Below, find each line holding "晶体智力的相对作用会逐渐减弱" and state how many there are, using the number alone.

** Start **

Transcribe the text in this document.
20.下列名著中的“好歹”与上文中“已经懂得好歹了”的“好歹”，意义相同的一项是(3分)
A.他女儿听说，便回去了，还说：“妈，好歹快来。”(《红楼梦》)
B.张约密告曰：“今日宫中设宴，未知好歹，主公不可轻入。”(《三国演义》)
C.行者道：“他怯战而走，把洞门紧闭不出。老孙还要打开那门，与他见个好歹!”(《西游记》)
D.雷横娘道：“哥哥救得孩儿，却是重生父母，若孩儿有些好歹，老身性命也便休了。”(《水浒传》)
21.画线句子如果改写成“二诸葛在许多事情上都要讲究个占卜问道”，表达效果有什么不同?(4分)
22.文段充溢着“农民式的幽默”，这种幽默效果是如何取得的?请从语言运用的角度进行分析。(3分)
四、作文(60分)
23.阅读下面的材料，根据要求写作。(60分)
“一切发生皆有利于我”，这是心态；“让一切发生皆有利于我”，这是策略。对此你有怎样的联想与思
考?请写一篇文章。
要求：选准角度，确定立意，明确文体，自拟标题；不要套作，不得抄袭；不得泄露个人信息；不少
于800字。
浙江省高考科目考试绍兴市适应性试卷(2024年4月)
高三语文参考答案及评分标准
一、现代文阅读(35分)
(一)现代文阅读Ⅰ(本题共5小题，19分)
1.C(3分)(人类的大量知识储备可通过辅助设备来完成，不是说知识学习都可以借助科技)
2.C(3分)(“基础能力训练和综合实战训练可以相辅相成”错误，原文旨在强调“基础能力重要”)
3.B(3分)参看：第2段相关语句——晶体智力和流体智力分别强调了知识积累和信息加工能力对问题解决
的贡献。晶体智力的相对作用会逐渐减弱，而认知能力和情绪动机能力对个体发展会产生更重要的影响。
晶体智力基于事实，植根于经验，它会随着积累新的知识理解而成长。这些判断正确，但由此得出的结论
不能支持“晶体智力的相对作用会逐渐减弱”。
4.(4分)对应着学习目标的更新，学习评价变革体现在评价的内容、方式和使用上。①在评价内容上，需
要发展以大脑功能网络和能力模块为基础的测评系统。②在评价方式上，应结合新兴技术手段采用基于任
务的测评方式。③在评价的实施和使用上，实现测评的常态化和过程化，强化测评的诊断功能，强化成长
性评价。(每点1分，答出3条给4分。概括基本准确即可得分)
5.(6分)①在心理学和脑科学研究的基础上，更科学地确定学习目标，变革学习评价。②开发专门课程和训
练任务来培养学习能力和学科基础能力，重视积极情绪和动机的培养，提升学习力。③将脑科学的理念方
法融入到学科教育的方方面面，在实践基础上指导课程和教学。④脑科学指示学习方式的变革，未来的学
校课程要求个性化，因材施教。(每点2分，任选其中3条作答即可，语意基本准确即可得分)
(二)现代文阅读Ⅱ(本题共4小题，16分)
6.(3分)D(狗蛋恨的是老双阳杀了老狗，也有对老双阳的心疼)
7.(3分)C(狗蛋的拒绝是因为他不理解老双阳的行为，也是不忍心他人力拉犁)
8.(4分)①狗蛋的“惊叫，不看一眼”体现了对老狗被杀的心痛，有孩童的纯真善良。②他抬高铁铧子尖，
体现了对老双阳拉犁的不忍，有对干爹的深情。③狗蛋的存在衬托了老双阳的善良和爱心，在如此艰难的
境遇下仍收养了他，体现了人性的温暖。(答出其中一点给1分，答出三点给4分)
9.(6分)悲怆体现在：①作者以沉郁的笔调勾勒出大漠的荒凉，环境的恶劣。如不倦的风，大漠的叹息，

** End **

The answer
2